• _GIVEN EXERCISE_:
Restate, word for word, every line of the data.

::: INFORMATION PROVIDED

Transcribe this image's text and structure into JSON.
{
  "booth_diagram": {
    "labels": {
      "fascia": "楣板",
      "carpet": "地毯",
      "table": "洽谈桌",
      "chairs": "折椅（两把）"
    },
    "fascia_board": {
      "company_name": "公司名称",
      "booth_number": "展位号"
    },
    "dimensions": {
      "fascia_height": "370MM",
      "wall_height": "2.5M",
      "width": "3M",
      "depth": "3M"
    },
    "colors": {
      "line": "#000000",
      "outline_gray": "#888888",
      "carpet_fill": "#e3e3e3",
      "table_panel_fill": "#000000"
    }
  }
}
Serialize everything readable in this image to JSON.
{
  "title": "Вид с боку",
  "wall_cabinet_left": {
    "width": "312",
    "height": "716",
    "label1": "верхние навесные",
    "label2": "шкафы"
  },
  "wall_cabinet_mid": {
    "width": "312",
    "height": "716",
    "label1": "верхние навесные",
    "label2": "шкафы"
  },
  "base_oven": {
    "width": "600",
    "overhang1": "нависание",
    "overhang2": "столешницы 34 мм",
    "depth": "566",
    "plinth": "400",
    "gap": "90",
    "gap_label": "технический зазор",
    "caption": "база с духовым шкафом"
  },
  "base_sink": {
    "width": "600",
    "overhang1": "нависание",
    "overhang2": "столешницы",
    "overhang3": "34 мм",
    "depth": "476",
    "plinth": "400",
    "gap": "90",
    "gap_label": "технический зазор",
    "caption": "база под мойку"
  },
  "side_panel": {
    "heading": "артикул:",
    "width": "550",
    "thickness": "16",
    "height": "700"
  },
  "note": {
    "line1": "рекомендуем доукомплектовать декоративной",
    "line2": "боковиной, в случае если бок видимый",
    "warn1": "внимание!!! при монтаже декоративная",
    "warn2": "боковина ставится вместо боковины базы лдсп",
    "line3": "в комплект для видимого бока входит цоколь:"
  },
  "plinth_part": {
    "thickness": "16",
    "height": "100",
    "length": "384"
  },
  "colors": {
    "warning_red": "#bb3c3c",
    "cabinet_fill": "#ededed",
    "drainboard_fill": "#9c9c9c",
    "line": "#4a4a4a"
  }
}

::::::

• _ANSWER TO THIS EXERCISE_:
Transcribe this image's text and structure into JSON.
{
  "booth_diagram": {
    "labels": {
      "fascia": "楣板",
      "carpet": "地毯",
      "table": "洽谈桌",
      "chairs": "折椅（两把）"
    },
    "fascia_board": {
      "company_name": "公司名称",
      "booth_number": "展位号"
    },
    "dimensions": {
      "fascia_height": "370MM",
      "wall_height": "2.5M",
      "width": "3M",
      "depth": "3M"
    },
    "colors": {
      "line": "#000000",
      "outline_gray": "#888888",
      "carpet_fill": "#e3e3e3",
      "table_panel_fill": "#000000"
    }
  }
}
Serialize everything readable in this image to JSON.
{
  "title": "Вид с боку",
  "wall_cabinet_left": {
    "width": "312",
    "height": "716",
    "label1": "верхние навесные",
    "label2": "шкафы"
  },
  "wall_cabinet_mid": {
    "width": "312",
    "height": "716",
    "label1": "верхние навесные",
    "label2": "шкафы"
  },
  "base_oven": {
    "width": "600",
    "overhang1": "нависание",
    "overhang2": "столешницы 34 мм",
    "depth": "566",
    "plinth": "400",
    "gap": "90",
    "gap_label": "технический зазор",
    "caption": "база с духовым шкафом"
  },
  "base_sink": {
    "width": "600",
    "overhang1": "нависание",
    "overhang2": "столешницы",
    "overhang3": "34 мм",
    "depth": "476",
    "plinth": "400",
    "gap": "90",
    "gap_label": "технический зазор",
    "caption": "база под мойку"
  },
  "side_panel": {
    "heading": "артикул:",
    "width": "550",
    "thickness": "16",
    "height": "700"
  },
  "note": {
    "line1": "рекомендуем доукомплектовать декоративной",
    "line2": "боковиной, в случае если бок видимый",
    "warn1": "внимание!!! при монтаже декоративная",
    "warn2": "боковина ставится вместо боковины базы лдсп",
    "line3": "в комплект для видимого бока входит цоколь:"
  },
  "plinth_part": {
    "thickness": "16",
    "height": "100",
    "length": "384"
  },
  "colors": {
    "warning_red": "#bb3c3c",
    "cabinet_fill": "#ededed",
    "drainboard_fill": "#9c9c9c",
    "line": "#4a4a4a"
  }
}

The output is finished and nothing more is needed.